▶ [REQUIRED TASK]
Repeat the material verbatim. Images are excluded from the copy.

** begin DATA RECORDS **

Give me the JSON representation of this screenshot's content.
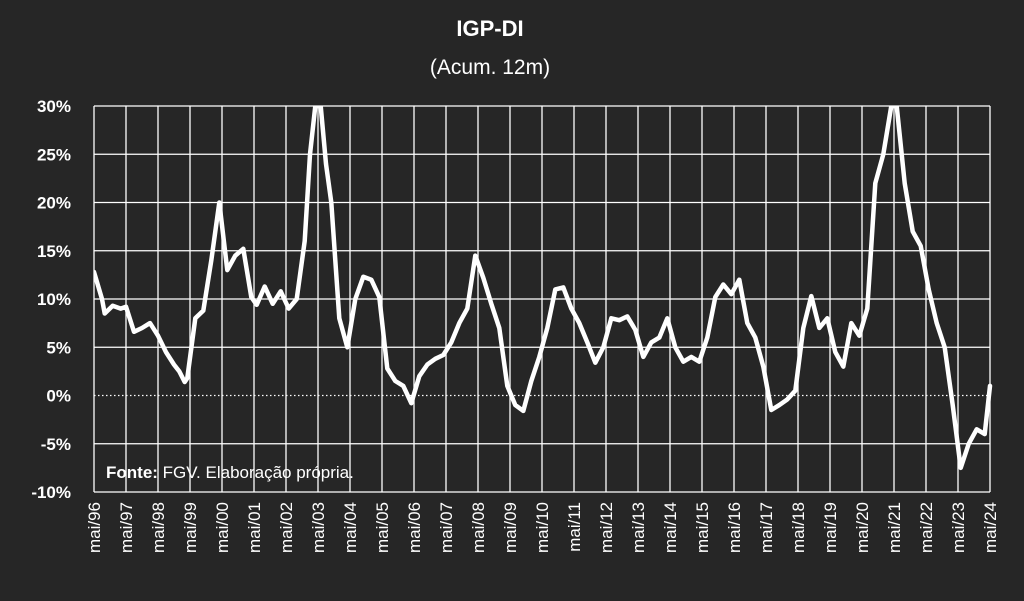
{
  "chart_data": {
    "type": "line",
    "title": "IGP-DI",
    "subtitle": "(Acum. 12m)",
    "xlabel": "",
    "ylabel": "",
    "ylim": [
      -10,
      30
    ],
    "y_unit": "%",
    "y_ticks": [
      "30%",
      "25%",
      "20%",
      "15%",
      "10%",
      "5%",
      "0%",
      "-5%",
      "-10%"
    ],
    "x_ticks": [
      "mai/96",
      "mai/97",
      "mai/98",
      "mai/99",
      "mai/00",
      "mai/01",
      "mai/02",
      "mai/03",
      "mai/04",
      "mai/05",
      "mai/06",
      "mai/07",
      "mai/08",
      "mai/09",
      "mai/10",
      "mai/11",
      "mai/12",
      "mai/13",
      "mai/14",
      "mai/15",
      "mai/16",
      "mai/17",
      "mai/18",
      "mai/19",
      "mai/20",
      "mai/21",
      "mai/22",
      "mai/23",
      "mai/24"
    ],
    "grid": true,
    "zero_line": "dotted",
    "colors": {
      "background": "#262626",
      "line": "#ffffff",
      "grid": "#ffffff"
    },
    "source": {
      "bold": "Fonte:",
      "text": " FGV. Elaboração própria."
    },
    "series": [
      {
        "points": [
          [
            "1996-05",
            12.8
          ],
          [
            "1996-08",
            10.0
          ],
          [
            "1996-09",
            8.5
          ],
          [
            "1996-12",
            9.3
          ],
          [
            "1997-03",
            9.0
          ],
          [
            "1997-05",
            9.2
          ],
          [
            "1997-08",
            6.6
          ],
          [
            "1997-11",
            7.0
          ],
          [
            "1998-02",
            7.5
          ],
          [
            "1998-05",
            6.2
          ],
          [
            "1998-08",
            4.5
          ],
          [
            "1998-11",
            3.2
          ],
          [
            "1999-01",
            2.5
          ],
          [
            "1999-03",
            1.4
          ],
          [
            "1999-04",
            1.8
          ],
          [
            "1999-07",
            8.0
          ],
          [
            "1999-10",
            8.8
          ],
          [
            "2000-01",
            14.0
          ],
          [
            "2000-04",
            20.0
          ],
          [
            "2000-07",
            13.0
          ],
          [
            "2000-10",
            14.5
          ],
          [
            "2001-01",
            15.2
          ],
          [
            "2001-04",
            10.2
          ],
          [
            "2001-06",
            9.4
          ],
          [
            "2001-09",
            11.3
          ],
          [
            "2001-12",
            9.5
          ],
          [
            "2002-03",
            10.8
          ],
          [
            "2002-06",
            9.0
          ],
          [
            "2002-09",
            10.0
          ],
          [
            "2002-12",
            16.0
          ],
          [
            "2003-02",
            25.0
          ],
          [
            "2003-04",
            30.0
          ],
          [
            "2003-06",
            30.0
          ],
          [
            "2003-08",
            24.0
          ],
          [
            "2003-10",
            20.0
          ],
          [
            "2004-01",
            8.0
          ],
          [
            "2004-04",
            5.0
          ],
          [
            "2004-07",
            10.0
          ],
          [
            "2004-10",
            12.3
          ],
          [
            "2005-01",
            12.0
          ],
          [
            "2005-04",
            10.2
          ],
          [
            "2005-07",
            2.8
          ],
          [
            "2005-10",
            1.5
          ],
          [
            "2006-01",
            1.0
          ],
          [
            "2006-04",
            -0.8
          ],
          [
            "2006-07",
            2.0
          ],
          [
            "2006-10",
            3.2
          ],
          [
            "2007-01",
            3.8
          ],
          [
            "2007-04",
            4.2
          ],
          [
            "2007-07",
            5.5
          ],
          [
            "2007-10",
            7.5
          ],
          [
            "2008-01",
            9.0
          ],
          [
            "2008-04",
            14.5
          ],
          [
            "2008-07",
            12.2
          ],
          [
            "2008-10",
            9.5
          ],
          [
            "2009-01",
            7.0
          ],
          [
            "2009-04",
            1.0
          ],
          [
            "2009-07",
            -1.0
          ],
          [
            "2009-10",
            -1.6
          ],
          [
            "2010-01",
            1.5
          ],
          [
            "2010-04",
            4.0
          ],
          [
            "2010-07",
            7.0
          ],
          [
            "2010-10",
            11.0
          ],
          [
            "2011-01",
            11.2
          ],
          [
            "2011-04",
            9.0
          ],
          [
            "2011-07",
            7.5
          ],
          [
            "2011-10",
            5.5
          ],
          [
            "2012-01",
            3.4
          ],
          [
            "2012-04",
            5.0
          ],
          [
            "2012-07",
            8.0
          ],
          [
            "2012-10",
            7.8
          ],
          [
            "2013-01",
            8.2
          ],
          [
            "2013-04",
            6.8
          ],
          [
            "2013-07",
            4.0
          ],
          [
            "2013-10",
            5.5
          ],
          [
            "2014-01",
            6.0
          ],
          [
            "2014-04",
            8.0
          ],
          [
            "2014-07",
            5.0
          ],
          [
            "2014-10",
            3.5
          ],
          [
            "2015-01",
            4.0
          ],
          [
            "2015-04",
            3.5
          ],
          [
            "2015-07",
            6.0
          ],
          [
            "2015-10",
            10.2
          ],
          [
            "2016-01",
            11.5
          ],
          [
            "2016-04",
            10.5
          ],
          [
            "2016-07",
            12.0
          ],
          [
            "2016-10",
            7.5
          ],
          [
            "2017-01",
            6.0
          ],
          [
            "2017-04",
            3.0
          ],
          [
            "2017-07",
            -1.5
          ],
          [
            "2017-10",
            -1.0
          ],
          [
            "2018-01",
            -0.4
          ],
          [
            "2018-04",
            0.5
          ],
          [
            "2018-07",
            7.0
          ],
          [
            "2018-10",
            10.3
          ],
          [
            "2019-01",
            7.0
          ],
          [
            "2019-04",
            8.0
          ],
          [
            "2019-07",
            4.5
          ],
          [
            "2019-10",
            3.0
          ],
          [
            "2020-01",
            7.5
          ],
          [
            "2020-04",
            6.2
          ],
          [
            "2020-07",
            9.0
          ],
          [
            "2020-10",
            22.0
          ],
          [
            "2021-01",
            25.0
          ],
          [
            "2021-04",
            30.0
          ],
          [
            "2021-06",
            30.0
          ],
          [
            "2021-09",
            22.0
          ],
          [
            "2021-12",
            17.0
          ],
          [
            "2022-03",
            15.5
          ],
          [
            "2022-06",
            11.0
          ],
          [
            "2022-09",
            7.5
          ],
          [
            "2022-12",
            5.0
          ],
          [
            "2023-03",
            -1.0
          ],
          [
            "2023-06",
            -7.5
          ],
          [
            "2023-09",
            -5.0
          ],
          [
            "2023-12",
            -3.5
          ],
          [
            "2024-03",
            -4.0
          ],
          [
            "2024-05",
            1.0
          ]
        ]
      }
    ]
  }
}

** end DATA RECORDS **

▶ [TASK RESPONSE]
Give me the JSON representation of this screenshot's content.
{
  "chart_data": {
    "type": "line",
    "title": "IGP-DI",
    "subtitle": "(Acum. 12m)",
    "xlabel": "",
    "ylabel": "",
    "ylim": [
      -10,
      30
    ],
    "y_unit": "%",
    "y_ticks": [
      "30%",
      "25%",
      "20%",
      "15%",
      "10%",
      "5%",
      "0%",
      "-5%",
      "-10%"
    ],
    "x_ticks": [
      "mai/96",
      "mai/97",
      "mai/98",
      "mai/99",
      "mai/00",
      "mai/01",
      "mai/02",
      "mai/03",
      "mai/04",
      "mai/05",
      "mai/06",
      "mai/07",
      "mai/08",
      "mai/09",
      "mai/10",
      "mai/11",
      "mai/12",
      "mai/13",
      "mai/14",
      "mai/15",
      "mai/16",
      "mai/17",
      "mai/18",
      "mai/19",
      "mai/20",
      "mai/21",
      "mai/22",
      "mai/23",
      "mai/24"
    ],
    "grid": true,
    "zero_line": "dotted",
    "colors": {
      "background": "#262626",
      "line": "#ffffff",
      "grid": "#ffffff"
    },
    "source": {
      "bold": "Fonte:",
      "text": " FGV. Elaboração própria."
    },
    "series": [
      {
        "points": [
          [
            "1996-05",
            12.8
          ],
          [
            "1996-08",
            10.0
          ],
          [
            "1996-09",
            8.5
          ],
          [
            "1996-12",
            9.3
          ],
          [
            "1997-03",
            9.0
          ],
          [
            "1997-05",
            9.2
          ],
          [
            "1997-08",
            6.6
          ],
          [
            "1997-11",
            7.0
          ],
          [
            "1998-02",
            7.5
          ],
          [
            "1998-05",
            6.2
          ],
          [
            "1998-08",
            4.5
          ],
          [
            "1998-11",
            3.2
          ],
          [
            "1999-01",
            2.5
          ],
          [
            "1999-03",
            1.4
          ],
          [
            "1999-04",
            1.8
          ],
          [
            "1999-07",
            8.0
          ],
          [
            "1999-10",
            8.8
          ],
          [
            "2000-01",
            14.0
          ],
          [
            "2000-04",
            20.0
          ],
          [
            "2000-07",
            13.0
          ],
          [
            "2000-10",
            14.5
          ],
          [
            "2001-01",
            15.2
          ],
          [
            "2001-04",
            10.2
          ],
          [
            "2001-06",
            9.4
          ],
          [
            "2001-09",
            11.3
          ],
          [
            "2001-12",
            9.5
          ],
          [
            "2002-03",
            10.8
          ],
          [
            "2002-06",
            9.0
          ],
          [
            "2002-09",
            10.0
          ],
          [
            "2002-12",
            16.0
          ],
          [
            "2003-02",
            25.0
          ],
          [
            "2003-04",
            30.0
          ],
          [
            "2003-06",
            30.0
          ],
          [
            "2003-08",
            24.0
          ],
          [
            "2003-10",
            20.0
          ],
          [
            "2004-01",
            8.0
          ],
          [
            "2004-04",
            5.0
          ],
          [
            "2004-07",
            10.0
          ],
          [
            "2004-10",
            12.3
          ],
          [
            "2005-01",
            12.0
          ],
          [
            "2005-04",
            10.2
          ],
          [
            "2005-07",
            2.8
          ],
          [
            "2005-10",
            1.5
          ],
          [
            "2006-01",
            1.0
          ],
          [
            "2006-04",
            -0.8
          ],
          [
            "2006-07",
            2.0
          ],
          [
            "2006-10",
            3.2
          ],
          [
            "2007-01",
            3.8
          ],
          [
            "2007-04",
            4.2
          ],
          [
            "2007-07",
            5.5
          ],
          [
            "2007-10",
            7.5
          ],
          [
            "2008-01",
            9.0
          ],
          [
            "2008-04",
            14.5
          ],
          [
            "2008-07",
            12.2
          ],
          [
            "2008-10",
            9.5
          ],
          [
            "2009-01",
            7.0
          ],
          [
            "2009-04",
            1.0
          ],
          [
            "2009-07",
            -1.0
          ],
          [
            "2009-10",
            -1.6
          ],
          [
            "2010-01",
            1.5
          ],
          [
            "2010-04",
            4.0
          ],
          [
            "2010-07",
            7.0
          ],
          [
            "2010-10",
            11.0
          ],
          [
            "2011-01",
            11.2
          ],
          [
            "2011-04",
            9.0
          ],
          [
            "2011-07",
            7.5
          ],
          [
            "2011-10",
            5.5
          ],
          [
            "2012-01",
            3.4
          ],
          [
            "2012-04",
            5.0
          ],
          [
            "2012-07",
            8.0
          ],
          [
            "2012-10",
            7.8
          ],
          [
            "2013-01",
            8.2
          ],
          [
            "2013-04",
            6.8
          ],
          [
            "2013-07",
            4.0
          ],
          [
            "2013-10",
            5.5
          ],
          [
            "2014-01",
            6.0
          ],
          [
            "2014-04",
            8.0
          ],
          [
            "2014-07",
            5.0
          ],
          [
            "2014-10",
            3.5
          ],
          [
            "2015-01",
            4.0
          ],
          [
            "2015-04",
            3.5
          ],
          [
            "2015-07",
            6.0
          ],
          [
            "2015-10",
            10.2
          ],
          [
            "2016-01",
            11.5
          ],
          [
            "2016-04",
            10.5
          ],
          [
            "2016-07",
            12.0
          ],
          [
            "2016-10",
            7.5
          ],
          [
            "2017-01",
            6.0
          ],
          [
            "2017-04",
            3.0
          ],
          [
            "2017-07",
            -1.5
          ],
          [
            "2017-10",
            -1.0
          ],
          [
            "2018-01",
            -0.4
          ],
          [
            "2018-04",
            0.5
          ],
          [
            "2018-07",
            7.0
          ],
          [
            "2018-10",
            10.3
          ],
          [
            "2019-01",
            7.0
          ],
          [
            "2019-04",
            8.0
          ],
          [
            "2019-07",
            4.5
          ],
          [
            "2019-10",
            3.0
          ],
          [
            "2020-01",
            7.5
          ],
          [
            "2020-04",
            6.2
          ],
          [
            "2020-07",
            9.0
          ],
          [
            "2020-10",
            22.0
          ],
          [
            "2021-01",
            25.0
          ],
          [
            "2021-04",
            30.0
          ],
          [
            "2021-06",
            30.0
          ],
          [
            "2021-09",
            22.0
          ],
          [
            "2021-12",
            17.0
          ],
          [
            "2022-03",
            15.5
          ],
          [
            "2022-06",
            11.0
          ],
          [
            "2022-09",
            7.5
          ],
          [
            "2022-12",
            5.0
          ],
          [
            "2023-03",
            -1.0
          ],
          [
            "2023-06",
            -7.5
          ],
          [
            "2023-09",
            -5.0
          ],
          [
            "2023-12",
            -3.5
          ],
          [
            "2024-03",
            -4.0
          ],
          [
            "2024-05",
            1.0
          ]
        ]
      }
    ]
  }
}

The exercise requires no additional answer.